# Records for this task

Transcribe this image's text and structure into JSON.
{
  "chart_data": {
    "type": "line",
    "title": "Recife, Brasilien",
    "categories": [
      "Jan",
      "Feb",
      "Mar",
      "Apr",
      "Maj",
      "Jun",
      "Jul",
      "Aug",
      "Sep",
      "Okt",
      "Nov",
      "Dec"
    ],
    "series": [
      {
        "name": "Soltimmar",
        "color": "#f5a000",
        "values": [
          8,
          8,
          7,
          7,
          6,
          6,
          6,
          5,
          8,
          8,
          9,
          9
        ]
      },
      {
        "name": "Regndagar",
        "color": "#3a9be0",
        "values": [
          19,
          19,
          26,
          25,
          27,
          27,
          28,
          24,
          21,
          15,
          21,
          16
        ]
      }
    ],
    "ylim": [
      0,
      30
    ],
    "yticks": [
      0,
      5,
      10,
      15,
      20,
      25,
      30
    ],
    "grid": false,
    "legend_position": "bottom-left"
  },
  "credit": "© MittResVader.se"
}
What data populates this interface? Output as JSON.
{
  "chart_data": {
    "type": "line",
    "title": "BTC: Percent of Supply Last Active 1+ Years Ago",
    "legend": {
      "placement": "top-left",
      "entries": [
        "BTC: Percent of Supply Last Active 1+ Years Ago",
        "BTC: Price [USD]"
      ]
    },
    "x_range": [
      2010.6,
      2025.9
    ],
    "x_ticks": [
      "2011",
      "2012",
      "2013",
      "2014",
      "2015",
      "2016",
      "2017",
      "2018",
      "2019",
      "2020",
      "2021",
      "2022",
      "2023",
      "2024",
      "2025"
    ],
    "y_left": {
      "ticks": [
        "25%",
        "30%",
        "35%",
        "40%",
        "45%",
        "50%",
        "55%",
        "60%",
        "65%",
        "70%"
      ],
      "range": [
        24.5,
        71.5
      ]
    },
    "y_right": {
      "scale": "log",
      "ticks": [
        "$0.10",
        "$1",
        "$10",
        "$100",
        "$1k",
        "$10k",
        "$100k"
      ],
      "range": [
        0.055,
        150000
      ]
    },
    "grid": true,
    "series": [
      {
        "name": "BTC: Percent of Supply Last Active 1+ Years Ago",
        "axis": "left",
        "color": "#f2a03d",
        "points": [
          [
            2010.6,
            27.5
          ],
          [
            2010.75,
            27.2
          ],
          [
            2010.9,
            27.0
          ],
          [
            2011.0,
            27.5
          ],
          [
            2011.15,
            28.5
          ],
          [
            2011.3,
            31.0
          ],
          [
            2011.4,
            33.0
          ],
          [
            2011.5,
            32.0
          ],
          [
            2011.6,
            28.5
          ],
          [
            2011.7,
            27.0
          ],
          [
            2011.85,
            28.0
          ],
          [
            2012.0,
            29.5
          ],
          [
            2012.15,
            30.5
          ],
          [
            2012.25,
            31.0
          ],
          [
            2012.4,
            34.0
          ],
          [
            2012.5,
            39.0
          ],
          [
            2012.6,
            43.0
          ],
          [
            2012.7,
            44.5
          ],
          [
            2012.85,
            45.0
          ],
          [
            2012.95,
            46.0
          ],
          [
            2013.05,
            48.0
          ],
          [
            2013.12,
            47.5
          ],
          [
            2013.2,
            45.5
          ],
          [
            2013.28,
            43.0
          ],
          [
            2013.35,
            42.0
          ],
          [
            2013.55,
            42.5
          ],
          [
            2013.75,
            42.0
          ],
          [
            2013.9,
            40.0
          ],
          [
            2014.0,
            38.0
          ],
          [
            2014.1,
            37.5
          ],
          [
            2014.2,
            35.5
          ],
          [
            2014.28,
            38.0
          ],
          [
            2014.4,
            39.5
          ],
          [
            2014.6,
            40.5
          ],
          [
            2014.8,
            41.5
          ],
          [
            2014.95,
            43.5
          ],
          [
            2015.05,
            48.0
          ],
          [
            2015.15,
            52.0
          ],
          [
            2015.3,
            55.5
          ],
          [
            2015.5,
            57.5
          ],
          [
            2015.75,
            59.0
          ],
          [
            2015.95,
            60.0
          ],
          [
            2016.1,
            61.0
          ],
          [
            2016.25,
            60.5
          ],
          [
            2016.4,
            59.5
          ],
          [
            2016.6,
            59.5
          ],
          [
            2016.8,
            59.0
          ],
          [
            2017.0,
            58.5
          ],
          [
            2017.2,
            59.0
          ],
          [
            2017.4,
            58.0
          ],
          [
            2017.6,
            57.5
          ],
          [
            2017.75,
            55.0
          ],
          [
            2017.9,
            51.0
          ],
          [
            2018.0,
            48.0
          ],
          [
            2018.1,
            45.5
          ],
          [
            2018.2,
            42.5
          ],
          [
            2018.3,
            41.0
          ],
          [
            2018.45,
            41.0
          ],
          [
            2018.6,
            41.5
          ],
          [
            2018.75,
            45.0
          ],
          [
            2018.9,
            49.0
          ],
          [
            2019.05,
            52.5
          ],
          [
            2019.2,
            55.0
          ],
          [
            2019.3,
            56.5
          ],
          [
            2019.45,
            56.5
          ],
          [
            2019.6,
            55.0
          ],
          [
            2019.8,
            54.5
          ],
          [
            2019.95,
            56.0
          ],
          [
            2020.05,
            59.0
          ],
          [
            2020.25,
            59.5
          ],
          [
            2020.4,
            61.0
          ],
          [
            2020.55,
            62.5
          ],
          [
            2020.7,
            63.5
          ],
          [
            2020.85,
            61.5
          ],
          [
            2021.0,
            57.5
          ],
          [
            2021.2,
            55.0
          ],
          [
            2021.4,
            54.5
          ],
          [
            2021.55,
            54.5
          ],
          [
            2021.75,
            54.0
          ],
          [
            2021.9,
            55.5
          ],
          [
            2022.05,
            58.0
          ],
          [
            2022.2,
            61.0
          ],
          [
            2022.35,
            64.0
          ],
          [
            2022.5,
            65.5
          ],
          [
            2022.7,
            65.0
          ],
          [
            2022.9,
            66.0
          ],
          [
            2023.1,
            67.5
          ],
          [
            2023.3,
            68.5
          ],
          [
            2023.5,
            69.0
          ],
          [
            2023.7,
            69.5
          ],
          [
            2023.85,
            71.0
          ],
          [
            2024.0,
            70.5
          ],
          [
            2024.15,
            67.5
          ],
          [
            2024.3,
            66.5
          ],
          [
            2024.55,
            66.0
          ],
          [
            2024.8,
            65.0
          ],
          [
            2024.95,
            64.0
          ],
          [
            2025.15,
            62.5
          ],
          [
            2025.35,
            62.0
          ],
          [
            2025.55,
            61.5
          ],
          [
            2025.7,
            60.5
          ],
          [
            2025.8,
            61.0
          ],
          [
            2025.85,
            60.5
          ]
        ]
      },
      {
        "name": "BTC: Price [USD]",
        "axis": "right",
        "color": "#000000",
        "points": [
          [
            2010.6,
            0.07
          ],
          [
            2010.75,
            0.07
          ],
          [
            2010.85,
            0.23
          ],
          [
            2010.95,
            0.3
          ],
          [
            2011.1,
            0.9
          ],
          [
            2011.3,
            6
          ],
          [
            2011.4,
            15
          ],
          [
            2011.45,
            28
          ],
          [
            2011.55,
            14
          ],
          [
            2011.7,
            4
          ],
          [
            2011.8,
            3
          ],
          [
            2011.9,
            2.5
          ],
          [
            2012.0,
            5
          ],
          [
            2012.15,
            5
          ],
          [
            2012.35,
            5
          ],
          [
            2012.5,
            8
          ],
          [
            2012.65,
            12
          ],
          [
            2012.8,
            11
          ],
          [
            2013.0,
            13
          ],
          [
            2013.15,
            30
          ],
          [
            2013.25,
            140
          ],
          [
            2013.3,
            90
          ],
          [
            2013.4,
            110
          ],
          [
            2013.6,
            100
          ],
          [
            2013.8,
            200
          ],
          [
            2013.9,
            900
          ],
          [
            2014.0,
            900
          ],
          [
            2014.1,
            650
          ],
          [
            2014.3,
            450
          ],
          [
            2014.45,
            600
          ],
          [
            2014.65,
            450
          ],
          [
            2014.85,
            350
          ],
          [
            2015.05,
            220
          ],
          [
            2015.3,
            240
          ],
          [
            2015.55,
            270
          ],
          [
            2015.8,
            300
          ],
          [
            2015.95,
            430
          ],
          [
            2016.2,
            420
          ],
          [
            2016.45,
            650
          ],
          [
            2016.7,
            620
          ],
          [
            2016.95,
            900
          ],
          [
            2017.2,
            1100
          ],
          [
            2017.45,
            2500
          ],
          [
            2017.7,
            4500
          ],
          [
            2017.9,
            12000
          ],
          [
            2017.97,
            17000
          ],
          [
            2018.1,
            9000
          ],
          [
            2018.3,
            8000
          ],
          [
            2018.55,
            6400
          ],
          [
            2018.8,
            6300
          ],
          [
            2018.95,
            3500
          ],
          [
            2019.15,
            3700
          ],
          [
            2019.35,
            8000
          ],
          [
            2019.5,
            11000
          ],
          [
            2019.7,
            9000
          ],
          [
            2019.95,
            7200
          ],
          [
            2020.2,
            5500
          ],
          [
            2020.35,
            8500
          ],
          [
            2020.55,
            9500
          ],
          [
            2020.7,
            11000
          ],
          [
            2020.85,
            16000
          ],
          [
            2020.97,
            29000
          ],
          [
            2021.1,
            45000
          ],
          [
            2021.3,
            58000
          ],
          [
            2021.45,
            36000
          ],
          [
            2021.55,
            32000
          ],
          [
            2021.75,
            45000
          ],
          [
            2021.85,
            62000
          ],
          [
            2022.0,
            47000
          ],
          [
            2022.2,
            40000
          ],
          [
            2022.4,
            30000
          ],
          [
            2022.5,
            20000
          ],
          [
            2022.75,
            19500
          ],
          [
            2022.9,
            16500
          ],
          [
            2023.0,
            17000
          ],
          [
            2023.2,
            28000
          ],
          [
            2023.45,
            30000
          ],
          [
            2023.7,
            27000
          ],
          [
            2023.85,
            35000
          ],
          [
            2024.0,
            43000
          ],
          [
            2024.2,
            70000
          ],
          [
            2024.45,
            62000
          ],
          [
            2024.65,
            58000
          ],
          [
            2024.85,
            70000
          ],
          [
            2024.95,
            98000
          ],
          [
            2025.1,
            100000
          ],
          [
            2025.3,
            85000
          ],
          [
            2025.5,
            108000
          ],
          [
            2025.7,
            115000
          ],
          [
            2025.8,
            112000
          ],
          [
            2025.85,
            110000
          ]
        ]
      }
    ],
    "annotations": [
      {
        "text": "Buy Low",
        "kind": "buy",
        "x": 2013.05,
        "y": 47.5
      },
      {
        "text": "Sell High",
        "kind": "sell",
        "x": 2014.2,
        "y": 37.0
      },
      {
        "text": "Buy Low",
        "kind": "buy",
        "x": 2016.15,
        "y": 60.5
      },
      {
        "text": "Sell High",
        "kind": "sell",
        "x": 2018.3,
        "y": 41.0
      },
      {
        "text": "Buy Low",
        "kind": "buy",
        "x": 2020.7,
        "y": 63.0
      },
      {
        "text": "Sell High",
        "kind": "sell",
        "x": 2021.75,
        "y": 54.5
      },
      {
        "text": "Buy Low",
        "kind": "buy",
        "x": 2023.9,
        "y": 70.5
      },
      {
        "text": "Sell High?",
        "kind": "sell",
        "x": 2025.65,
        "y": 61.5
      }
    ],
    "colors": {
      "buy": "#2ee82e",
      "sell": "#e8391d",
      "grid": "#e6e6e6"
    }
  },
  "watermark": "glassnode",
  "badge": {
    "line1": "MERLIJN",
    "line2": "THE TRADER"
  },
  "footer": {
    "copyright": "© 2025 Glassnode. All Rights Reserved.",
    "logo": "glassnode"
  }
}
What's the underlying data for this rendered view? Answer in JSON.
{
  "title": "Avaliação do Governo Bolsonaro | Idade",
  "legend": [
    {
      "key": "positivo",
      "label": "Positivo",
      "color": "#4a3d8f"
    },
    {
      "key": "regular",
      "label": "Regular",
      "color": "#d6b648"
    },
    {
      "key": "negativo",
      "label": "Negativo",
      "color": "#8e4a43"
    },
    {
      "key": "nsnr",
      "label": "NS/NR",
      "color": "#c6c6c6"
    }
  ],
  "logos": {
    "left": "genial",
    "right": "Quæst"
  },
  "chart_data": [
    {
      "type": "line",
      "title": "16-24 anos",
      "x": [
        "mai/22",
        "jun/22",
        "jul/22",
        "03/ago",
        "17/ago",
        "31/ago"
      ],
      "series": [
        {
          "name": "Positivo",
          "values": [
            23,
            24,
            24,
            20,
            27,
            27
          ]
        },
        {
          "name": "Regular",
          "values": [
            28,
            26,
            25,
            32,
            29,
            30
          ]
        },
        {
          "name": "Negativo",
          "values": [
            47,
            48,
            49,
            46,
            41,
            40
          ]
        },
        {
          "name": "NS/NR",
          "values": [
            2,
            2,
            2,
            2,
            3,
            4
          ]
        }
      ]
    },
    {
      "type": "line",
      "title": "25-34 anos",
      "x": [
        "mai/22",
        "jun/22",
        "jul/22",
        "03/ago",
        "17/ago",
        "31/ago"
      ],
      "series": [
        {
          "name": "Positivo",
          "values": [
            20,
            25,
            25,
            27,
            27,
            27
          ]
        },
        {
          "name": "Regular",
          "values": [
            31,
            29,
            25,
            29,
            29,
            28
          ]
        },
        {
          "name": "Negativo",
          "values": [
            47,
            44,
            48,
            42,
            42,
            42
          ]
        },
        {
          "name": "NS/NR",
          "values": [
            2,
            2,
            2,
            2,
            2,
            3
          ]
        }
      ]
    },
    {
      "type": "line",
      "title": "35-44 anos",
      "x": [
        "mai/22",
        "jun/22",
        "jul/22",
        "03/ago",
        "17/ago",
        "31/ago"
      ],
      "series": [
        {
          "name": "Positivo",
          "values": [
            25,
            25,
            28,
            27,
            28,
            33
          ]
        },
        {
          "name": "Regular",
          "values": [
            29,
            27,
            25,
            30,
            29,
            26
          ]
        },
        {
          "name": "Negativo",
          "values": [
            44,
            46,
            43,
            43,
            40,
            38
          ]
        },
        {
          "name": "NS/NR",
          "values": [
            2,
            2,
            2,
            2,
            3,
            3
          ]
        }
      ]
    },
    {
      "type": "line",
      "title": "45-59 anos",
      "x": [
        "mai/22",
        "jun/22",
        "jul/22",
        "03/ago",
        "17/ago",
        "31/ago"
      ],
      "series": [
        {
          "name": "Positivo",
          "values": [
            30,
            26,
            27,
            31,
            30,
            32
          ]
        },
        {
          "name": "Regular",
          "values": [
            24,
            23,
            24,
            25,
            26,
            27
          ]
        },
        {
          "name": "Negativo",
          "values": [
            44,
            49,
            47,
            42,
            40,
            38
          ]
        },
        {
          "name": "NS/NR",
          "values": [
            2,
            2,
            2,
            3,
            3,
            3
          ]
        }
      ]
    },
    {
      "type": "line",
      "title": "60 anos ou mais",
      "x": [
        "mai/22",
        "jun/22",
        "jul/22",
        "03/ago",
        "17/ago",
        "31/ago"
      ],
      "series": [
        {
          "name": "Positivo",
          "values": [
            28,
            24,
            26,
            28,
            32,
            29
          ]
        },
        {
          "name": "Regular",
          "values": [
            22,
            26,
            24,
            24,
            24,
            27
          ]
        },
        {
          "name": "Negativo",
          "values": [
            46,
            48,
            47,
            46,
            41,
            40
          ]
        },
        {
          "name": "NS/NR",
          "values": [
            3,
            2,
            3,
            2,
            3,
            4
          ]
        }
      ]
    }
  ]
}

# Aim
Copy out each line of the material that holds the word "anos".

# Solution
      "title": "16-24 anos",
      "title": "25-34 anos",
      "title": "35-44 anos",
      "title": "45-59 anos",
      "title": "60 anos ou mais",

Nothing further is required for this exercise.